• [Given passage]:
——

If so we can easily discount any TTs that are not averaging the correct speed. But this test does not take into account dynamic speed changes.
With most DD TT's using a DC motor, a controller produces a rotating field at the desired speed. The magnetic poles are pulled around at this speed. Contrary to some opinions expressed in these forums, the servo does not intervene unless an external load causes a speed change. ( this assumes that the TT has been put together as the designer intended). If the load does change, the magnetic poles will move back in phase slightly until output torque matches the new higher load. The magnetic poles will still be following the rotating field so it will be again rotating at the correct speed. But while this is happening the motor tends to self correct as its torque increases with the phase shift between the rotating field and the magnetic poles. AC motors exhibit the same self correcting characteristic. For a DD TT to fail this average test it would have to be incorrectly designed.
A good string drive with zero slip and idler drive would I imagine also pass this average speed test.The only way for these to fail would be for the motor to be under such high load that it jumps a pole. No normal retardation torque would be sufficient to cause this.
But here is the tough one, the motor does slip back in phase due to stylus drag without jumping a pole.Even at treble frequencies with one DD TT I have tested. This can be seen by scoping its power supply. And watching the current draw. It was actually possible to recognize the music being played at the time on the scope. The speed sensor was measuring these tiny errors and correcting. This could be observed by watching the motor draw current in sync with the music. An amazing observation.
The conclusion is that some form of speed correction is required if we are to seek good dynamic speed stability. High moment of inertia platters will of course help but only for momentary load changes. Sustained increases in load will cause the same phase shift. If no speed correction is employed, we are relying on the motor self correction characteristic. This may be enough but note the motor needs to move back in phase, I.e momentarily slow down before the automatic increase in torque output comes into play. As with all things engineered, compromises are a sad fact. We each need to decide what compromise best meets our biases.
Some of you may have been asked the thought experiment at college where a tennis ball was thrown directly at the front of an oncoming train.
The train in theory slows down.

——

(Dataset records)
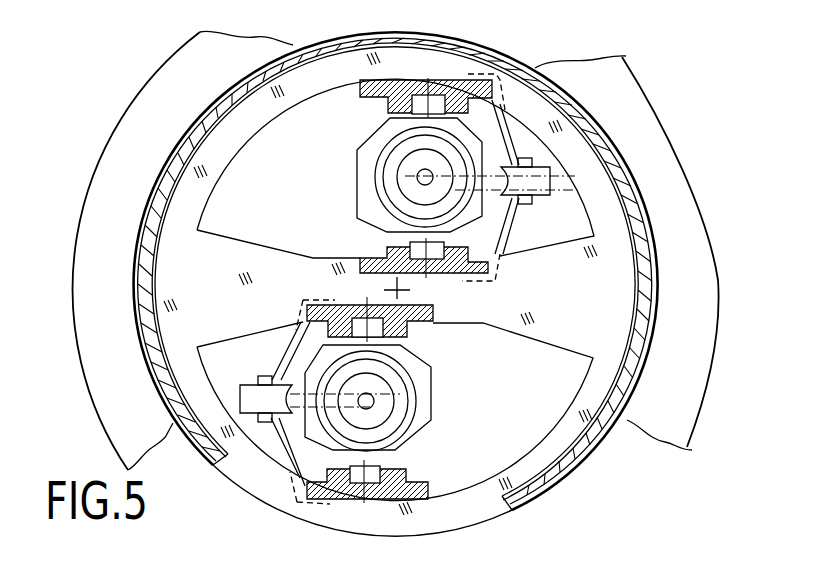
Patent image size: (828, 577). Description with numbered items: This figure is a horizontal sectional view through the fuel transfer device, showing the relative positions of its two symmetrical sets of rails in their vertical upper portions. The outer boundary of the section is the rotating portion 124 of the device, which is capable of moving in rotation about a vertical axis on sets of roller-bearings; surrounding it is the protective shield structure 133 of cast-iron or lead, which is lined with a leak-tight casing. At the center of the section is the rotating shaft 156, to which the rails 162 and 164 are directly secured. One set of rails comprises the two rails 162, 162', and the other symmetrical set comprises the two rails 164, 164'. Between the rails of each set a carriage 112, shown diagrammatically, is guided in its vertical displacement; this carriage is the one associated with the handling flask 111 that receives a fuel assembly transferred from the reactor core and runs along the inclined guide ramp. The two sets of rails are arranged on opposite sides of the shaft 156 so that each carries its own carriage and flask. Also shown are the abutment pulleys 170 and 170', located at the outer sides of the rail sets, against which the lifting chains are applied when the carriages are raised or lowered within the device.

The rotating portion 124 is at (523, 514).
The shield structure 133 is at (677, 145).
The rotating shaft 156 is at (396, 290).
The rail 164' is at (397, 105).
The rail 164 is at (393, 249).
The rail 162 is at (390, 328).
The rail 162' is at (385, 476).
The carriage 112 is at (360, 178).
The handling flask 111 is at (398, 158).
The abutment pulley 170' is at (493, 177).
The abutment pulley 170 is at (304, 404).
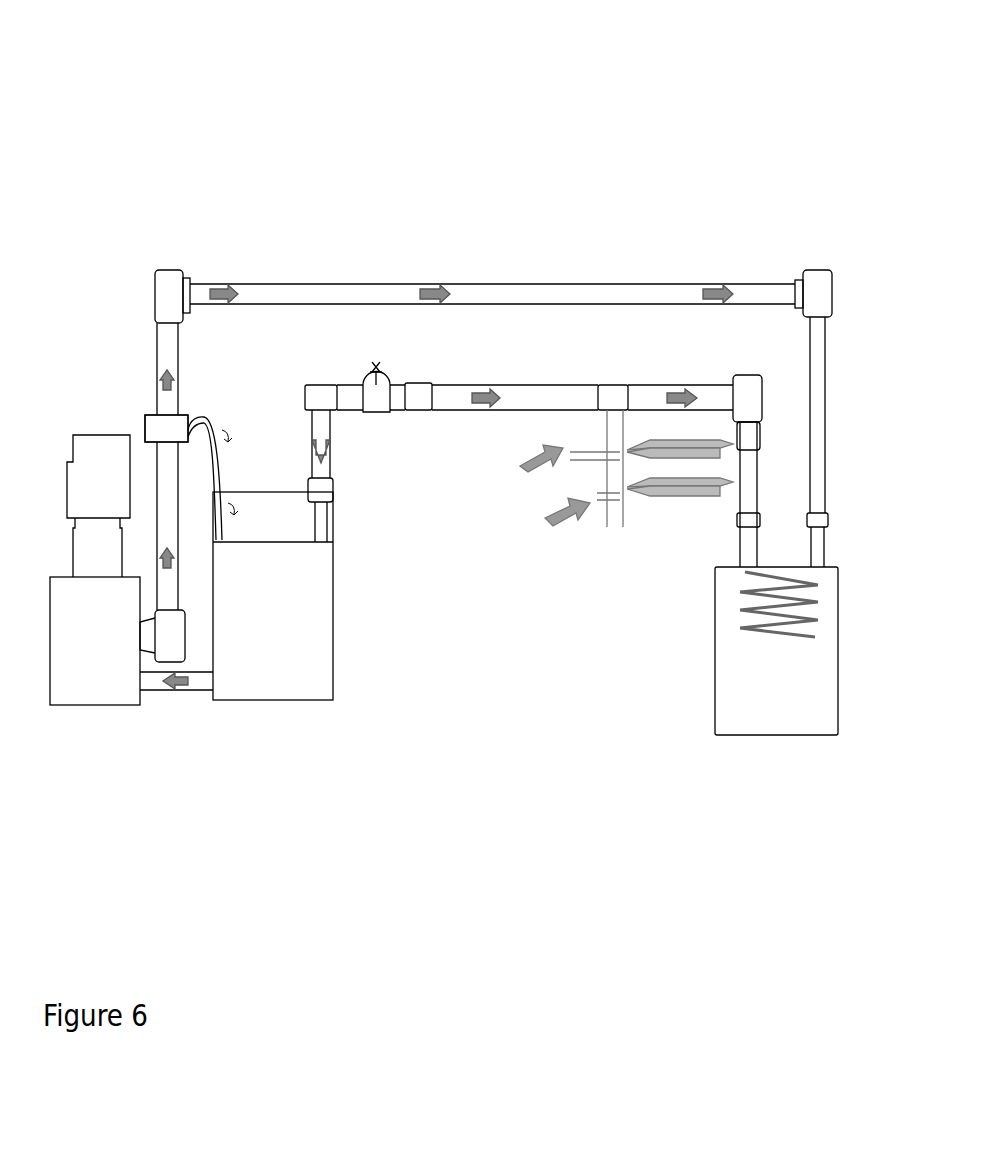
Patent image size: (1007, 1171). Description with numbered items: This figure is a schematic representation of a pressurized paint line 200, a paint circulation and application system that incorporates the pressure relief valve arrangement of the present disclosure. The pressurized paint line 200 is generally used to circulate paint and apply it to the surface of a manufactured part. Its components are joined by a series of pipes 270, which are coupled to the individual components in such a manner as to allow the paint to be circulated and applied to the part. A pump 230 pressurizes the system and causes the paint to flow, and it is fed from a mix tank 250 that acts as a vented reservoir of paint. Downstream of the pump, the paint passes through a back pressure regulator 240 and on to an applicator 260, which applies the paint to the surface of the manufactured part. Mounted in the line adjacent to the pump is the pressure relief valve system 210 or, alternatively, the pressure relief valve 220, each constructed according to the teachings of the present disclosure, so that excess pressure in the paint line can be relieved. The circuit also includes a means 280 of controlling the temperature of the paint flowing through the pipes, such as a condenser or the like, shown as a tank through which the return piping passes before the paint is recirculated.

The pressurized paint line 200 is at (563, 112).
The pressure relief valve system 210 is at (134, 355).
The pressure relief valve 220 is at (157, 427).
The pump 230 is at (100, 478).
The back pressure regulator 240 is at (373, 393).
The mix tank 250 is at (265, 640).
The applicator 260 is at (568, 520).
The pipes 270 is at (820, 360).
The means of controlling the temperature 280 is at (760, 677).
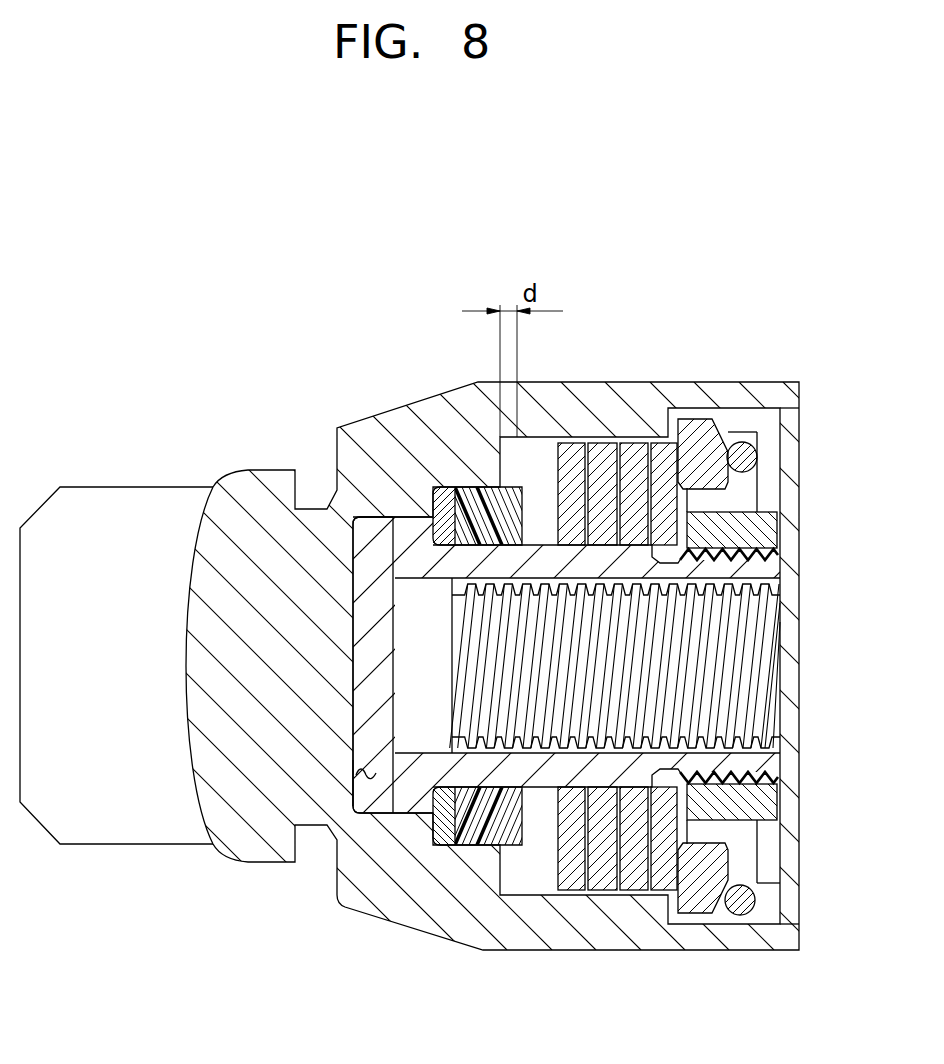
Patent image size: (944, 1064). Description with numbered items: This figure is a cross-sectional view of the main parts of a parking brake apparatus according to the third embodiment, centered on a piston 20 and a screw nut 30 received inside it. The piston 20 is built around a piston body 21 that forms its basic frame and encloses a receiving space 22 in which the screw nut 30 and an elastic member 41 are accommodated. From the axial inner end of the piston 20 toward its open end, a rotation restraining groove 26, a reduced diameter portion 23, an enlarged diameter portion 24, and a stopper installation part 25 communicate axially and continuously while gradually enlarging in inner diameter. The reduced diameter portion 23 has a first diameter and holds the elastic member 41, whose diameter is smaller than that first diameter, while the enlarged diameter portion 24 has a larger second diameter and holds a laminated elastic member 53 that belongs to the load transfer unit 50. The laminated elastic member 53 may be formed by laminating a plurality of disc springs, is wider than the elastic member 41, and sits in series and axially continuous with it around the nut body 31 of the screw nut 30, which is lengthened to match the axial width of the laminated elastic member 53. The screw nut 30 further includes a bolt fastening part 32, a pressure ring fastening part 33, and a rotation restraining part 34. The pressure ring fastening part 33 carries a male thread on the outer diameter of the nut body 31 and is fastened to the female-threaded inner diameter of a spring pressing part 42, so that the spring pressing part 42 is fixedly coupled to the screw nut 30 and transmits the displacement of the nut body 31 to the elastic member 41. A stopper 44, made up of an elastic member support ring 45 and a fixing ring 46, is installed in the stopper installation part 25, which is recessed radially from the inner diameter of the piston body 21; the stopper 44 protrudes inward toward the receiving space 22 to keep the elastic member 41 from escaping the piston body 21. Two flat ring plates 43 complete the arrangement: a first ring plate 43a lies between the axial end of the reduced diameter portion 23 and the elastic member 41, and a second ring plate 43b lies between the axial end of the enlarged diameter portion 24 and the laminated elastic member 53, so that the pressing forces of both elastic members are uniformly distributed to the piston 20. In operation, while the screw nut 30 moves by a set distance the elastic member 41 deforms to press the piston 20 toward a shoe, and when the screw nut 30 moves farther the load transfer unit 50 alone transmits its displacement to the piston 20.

——

• [Required tasks]:
• a. Name every type of turntable drive mentioned in the turntable post.
• b. Answer these questions from the turntable post, one per line:
(i) In most DD turntables with a DC motor, what does the controller produce?
(ii) How could the motor's phase slip be seen on the tested DD turntable?
(iii) What kind of load changes do high moment of inertia platters help with?
• c. Please reproduce the turntable post, starting at "A good string" and ending at "An amazing observation.".

• [Answers]:
• a. Direct drive (DD), string drive, idler drive

• b.
(i) A rotating field at the desired speed.
(ii) By scoping its power supply and watching the current draw.
(iii) Only momentary load changes.

• c.
A good string drive with zero slip and idler drive would I imagine also pass this average speed test.The only way for these to fail would be for the motor to be under such high load that it jumps a pole. No normal retardation torque would be sufficient to cause this.
But here is the tough one, the motor does slip back in phase due to stylus drag without jumping a pole.Even at treble frequencies with one DD TT I have tested. This can be seen by scoping its power supply. And watching the current draw. It was actually possible to recognize the music being played at the time on the scope. The speed sensor was measuring these tiny errors and correcting. This could be observed by watching the motor draw current in sync with the music. An amazing observation.